## Problem requirements
Give every line below again, exactly.
==============================
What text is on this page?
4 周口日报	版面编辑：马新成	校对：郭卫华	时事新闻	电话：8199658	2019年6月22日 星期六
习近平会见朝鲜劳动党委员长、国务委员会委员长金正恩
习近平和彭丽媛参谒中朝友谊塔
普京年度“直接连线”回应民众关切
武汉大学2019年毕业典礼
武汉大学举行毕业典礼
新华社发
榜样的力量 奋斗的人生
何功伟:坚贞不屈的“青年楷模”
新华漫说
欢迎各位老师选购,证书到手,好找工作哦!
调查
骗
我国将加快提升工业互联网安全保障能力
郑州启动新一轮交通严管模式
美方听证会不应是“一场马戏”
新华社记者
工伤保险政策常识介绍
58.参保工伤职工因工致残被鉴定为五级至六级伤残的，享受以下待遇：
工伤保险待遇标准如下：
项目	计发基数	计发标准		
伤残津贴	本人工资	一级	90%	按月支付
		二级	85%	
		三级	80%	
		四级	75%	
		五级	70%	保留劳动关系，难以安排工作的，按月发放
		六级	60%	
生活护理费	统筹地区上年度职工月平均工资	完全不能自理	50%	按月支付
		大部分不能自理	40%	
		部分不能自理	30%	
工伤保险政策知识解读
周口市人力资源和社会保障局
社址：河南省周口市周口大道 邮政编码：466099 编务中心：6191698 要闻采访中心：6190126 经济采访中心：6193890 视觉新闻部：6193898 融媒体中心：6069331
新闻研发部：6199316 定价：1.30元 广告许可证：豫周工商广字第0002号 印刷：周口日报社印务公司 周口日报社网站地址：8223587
==============================
## Finished task
What text is on this page?
4 周口日报	版面编辑：马新成	校对：郭卫华	时事新闻	电话：8199658	2019年6月22日 星期六
习近平会见朝鲜劳动党委员长、国务委员会委员长金正恩
习近平和彭丽媛参谒中朝友谊塔
普京年度“直接连线”回应民众关切
武汉大学2019年毕业典礼
武汉大学举行毕业典礼
新华社发
榜样的力量 奋斗的人生
何功伟:坚贞不屈的“青年楷模”
新华漫说
欢迎各位老师选购,证书到手,好找工作哦!
调查
骗
我国将加快提升工业互联网安全保障能力
郑州启动新一轮交通严管模式
美方听证会不应是“一场马戏”
新华社记者
工伤保险政策常识介绍
58.参保工伤职工因工致残被鉴定为五级至六级伤残的，享受以下待遇：
工伤保险待遇标准如下：
项目	计发基数	计发标准		
伤残津贴	本人工资	一级	90%	按月支付
		二级	85%	
		三级	80%	
		四级	75%	
		五级	70%	保留劳动关系，难以安排工作的，按月发放
		六级	60%	
生活护理费	统筹地区上年度职工月平均工资	完全不能自理	50%	按月支付
		大部分不能自理	40%	
		部分不能自理	30%	
工伤保险政策知识解读
周口市人力资源和社会保障局
社址：河南省周口市周口大道 邮政编码：466099 编务中心：6191698 要闻采访中心：6190126 经济采访中心：6193890 视觉新闻部：6193898 融媒体中心：6069331
新闻研发部：6199316 定价：1.30元 广告许可证：豫周工商广字第0002号 印刷：周口日报社印务公司 周口日报社网站地址：8223587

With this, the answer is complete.